start

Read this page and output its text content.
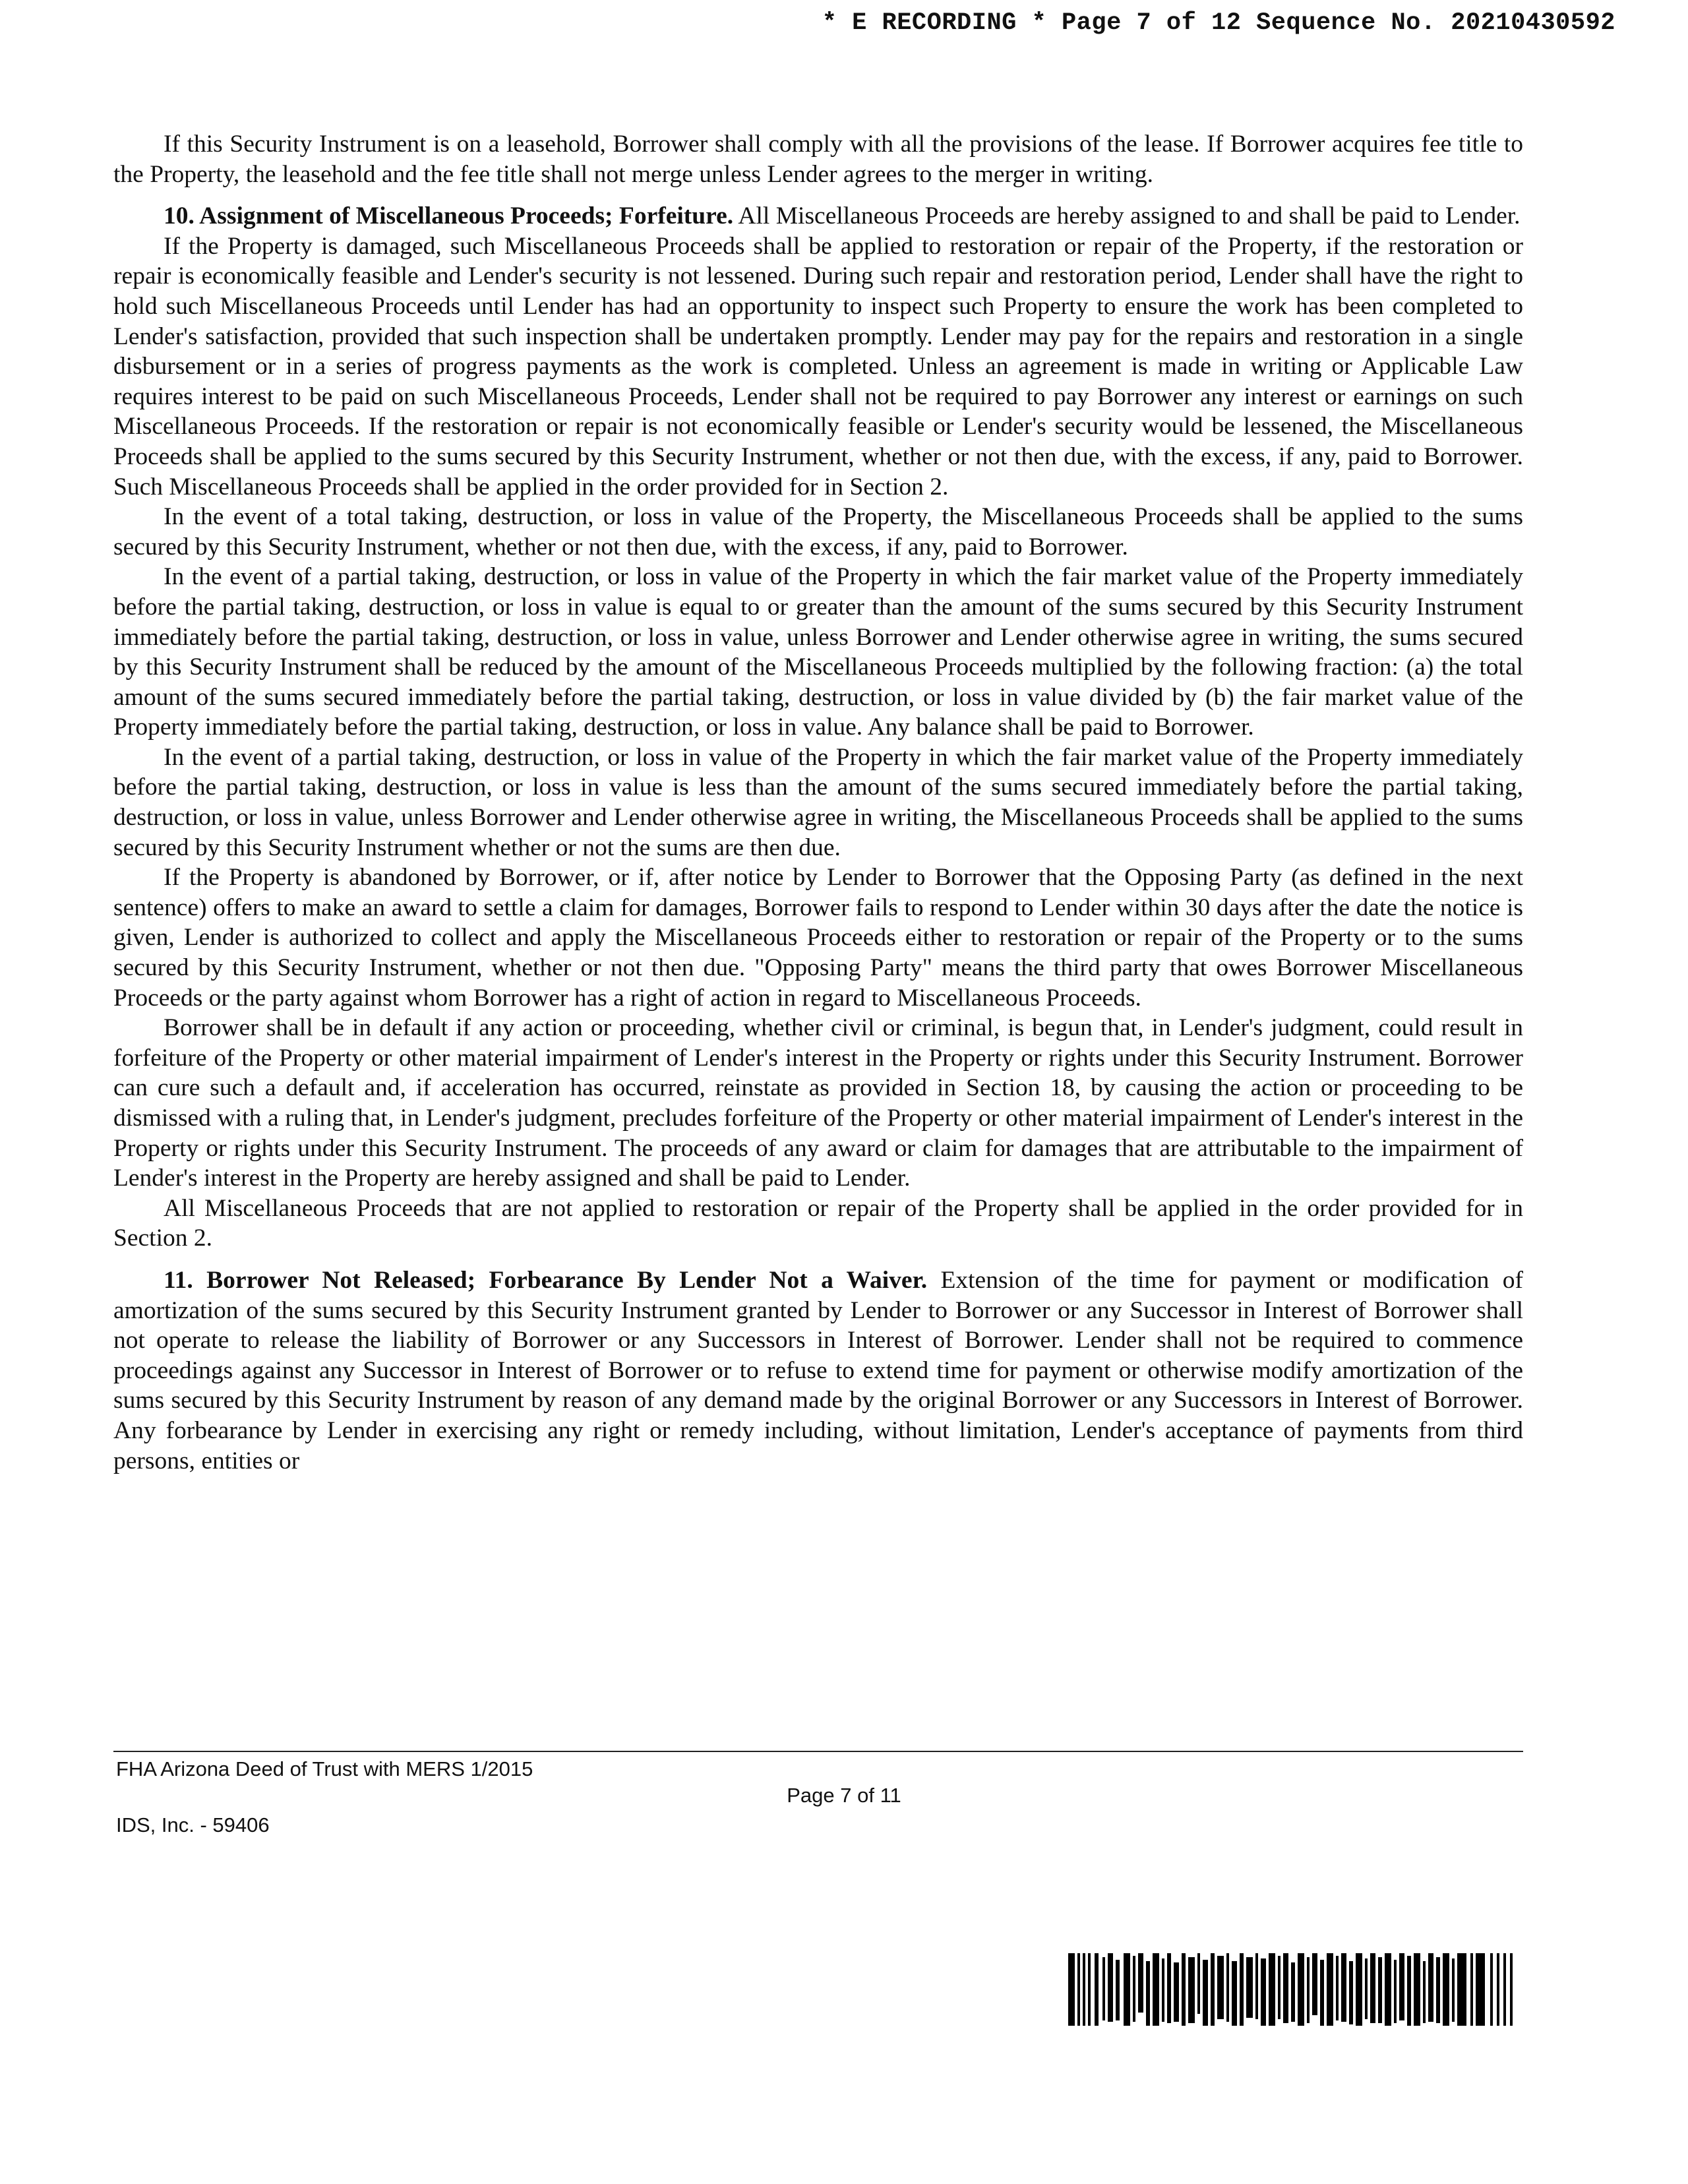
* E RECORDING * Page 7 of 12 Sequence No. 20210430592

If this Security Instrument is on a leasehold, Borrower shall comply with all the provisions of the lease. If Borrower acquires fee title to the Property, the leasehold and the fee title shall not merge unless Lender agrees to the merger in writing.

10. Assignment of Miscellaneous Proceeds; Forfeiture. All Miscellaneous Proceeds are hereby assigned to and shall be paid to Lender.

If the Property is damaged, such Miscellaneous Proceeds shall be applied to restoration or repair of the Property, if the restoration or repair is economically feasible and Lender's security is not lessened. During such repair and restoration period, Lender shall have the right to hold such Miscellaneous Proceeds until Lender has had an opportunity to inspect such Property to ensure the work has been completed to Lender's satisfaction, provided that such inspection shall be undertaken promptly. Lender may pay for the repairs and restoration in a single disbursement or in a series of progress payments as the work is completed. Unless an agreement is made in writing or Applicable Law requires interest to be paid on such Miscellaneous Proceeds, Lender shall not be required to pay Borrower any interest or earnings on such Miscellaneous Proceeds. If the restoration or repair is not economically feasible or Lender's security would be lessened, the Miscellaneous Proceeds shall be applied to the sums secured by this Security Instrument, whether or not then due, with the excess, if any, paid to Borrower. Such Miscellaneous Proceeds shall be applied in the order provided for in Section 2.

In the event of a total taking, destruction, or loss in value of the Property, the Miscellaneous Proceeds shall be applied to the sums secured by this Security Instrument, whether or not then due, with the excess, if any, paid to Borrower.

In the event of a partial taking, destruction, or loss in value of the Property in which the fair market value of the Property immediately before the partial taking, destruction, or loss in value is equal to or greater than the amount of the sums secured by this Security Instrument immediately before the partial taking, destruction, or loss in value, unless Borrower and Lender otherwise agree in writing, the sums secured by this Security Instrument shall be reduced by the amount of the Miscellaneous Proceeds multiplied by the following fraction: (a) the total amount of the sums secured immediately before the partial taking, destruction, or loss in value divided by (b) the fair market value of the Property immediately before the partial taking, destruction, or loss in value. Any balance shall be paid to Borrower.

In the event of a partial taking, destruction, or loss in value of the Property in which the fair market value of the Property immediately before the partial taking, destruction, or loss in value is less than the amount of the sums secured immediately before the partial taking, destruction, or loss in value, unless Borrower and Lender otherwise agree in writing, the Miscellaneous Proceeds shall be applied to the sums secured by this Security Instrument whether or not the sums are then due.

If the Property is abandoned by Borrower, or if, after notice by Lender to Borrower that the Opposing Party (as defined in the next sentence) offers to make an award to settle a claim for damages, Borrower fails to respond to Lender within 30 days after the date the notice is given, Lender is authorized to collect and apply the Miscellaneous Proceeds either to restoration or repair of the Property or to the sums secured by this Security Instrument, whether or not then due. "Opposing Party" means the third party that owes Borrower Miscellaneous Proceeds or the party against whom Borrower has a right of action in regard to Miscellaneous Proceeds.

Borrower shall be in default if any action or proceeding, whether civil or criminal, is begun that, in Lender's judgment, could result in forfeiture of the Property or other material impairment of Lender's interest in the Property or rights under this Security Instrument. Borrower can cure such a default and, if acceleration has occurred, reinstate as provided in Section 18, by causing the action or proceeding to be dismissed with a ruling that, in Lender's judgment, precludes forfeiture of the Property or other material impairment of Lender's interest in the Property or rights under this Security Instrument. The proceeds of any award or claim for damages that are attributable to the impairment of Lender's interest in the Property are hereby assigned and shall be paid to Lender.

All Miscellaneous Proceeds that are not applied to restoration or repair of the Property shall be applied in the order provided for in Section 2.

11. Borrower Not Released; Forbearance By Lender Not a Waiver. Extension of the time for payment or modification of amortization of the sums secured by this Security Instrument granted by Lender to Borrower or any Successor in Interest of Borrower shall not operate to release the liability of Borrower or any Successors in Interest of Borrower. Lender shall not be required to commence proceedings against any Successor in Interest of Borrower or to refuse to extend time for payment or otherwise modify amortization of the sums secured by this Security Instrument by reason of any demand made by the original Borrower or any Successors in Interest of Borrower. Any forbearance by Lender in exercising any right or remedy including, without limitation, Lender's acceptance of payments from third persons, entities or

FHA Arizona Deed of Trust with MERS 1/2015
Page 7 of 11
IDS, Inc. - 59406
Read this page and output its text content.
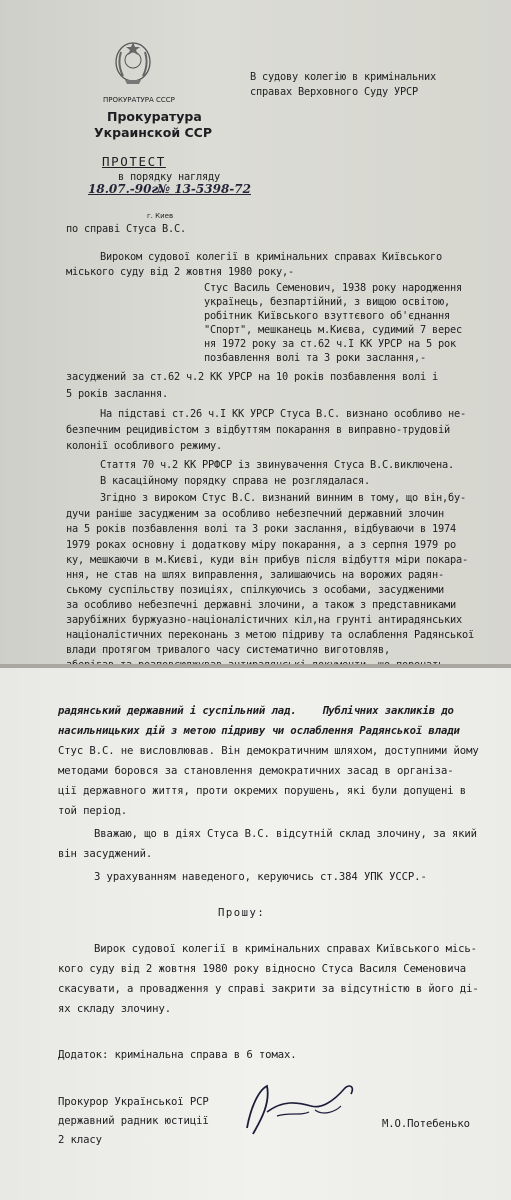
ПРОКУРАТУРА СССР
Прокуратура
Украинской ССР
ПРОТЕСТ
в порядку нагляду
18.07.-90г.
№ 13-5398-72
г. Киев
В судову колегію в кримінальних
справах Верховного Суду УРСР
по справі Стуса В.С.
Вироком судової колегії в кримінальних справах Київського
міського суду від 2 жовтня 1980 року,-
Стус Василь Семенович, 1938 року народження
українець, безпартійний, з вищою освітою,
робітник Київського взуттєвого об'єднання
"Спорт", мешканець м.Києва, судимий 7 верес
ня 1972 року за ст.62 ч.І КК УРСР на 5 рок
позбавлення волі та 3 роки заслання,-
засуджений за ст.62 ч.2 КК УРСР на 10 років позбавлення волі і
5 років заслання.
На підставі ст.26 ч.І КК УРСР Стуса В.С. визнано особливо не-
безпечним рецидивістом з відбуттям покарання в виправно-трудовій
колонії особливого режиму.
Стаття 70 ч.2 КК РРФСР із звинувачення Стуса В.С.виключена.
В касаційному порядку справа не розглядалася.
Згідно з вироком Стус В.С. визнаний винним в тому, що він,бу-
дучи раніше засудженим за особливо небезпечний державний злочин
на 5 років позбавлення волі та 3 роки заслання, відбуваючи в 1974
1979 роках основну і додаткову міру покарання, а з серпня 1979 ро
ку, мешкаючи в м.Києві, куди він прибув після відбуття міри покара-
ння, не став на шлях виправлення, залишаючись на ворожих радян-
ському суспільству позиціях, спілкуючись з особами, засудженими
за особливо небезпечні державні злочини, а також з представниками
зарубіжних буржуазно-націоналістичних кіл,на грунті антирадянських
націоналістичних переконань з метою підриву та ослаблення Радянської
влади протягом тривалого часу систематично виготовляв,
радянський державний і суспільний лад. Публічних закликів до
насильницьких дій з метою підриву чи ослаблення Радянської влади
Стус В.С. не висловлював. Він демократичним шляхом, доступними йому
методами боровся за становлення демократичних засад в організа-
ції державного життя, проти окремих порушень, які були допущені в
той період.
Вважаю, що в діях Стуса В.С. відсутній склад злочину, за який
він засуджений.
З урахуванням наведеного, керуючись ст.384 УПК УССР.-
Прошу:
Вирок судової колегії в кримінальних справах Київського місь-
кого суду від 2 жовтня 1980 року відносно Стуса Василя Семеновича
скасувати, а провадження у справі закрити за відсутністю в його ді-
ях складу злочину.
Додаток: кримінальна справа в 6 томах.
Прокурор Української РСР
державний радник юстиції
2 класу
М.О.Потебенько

end

### REQUEST
In the entries above, count each line with "судової"; reply with the total only.

### SOLVED EXERCISE
2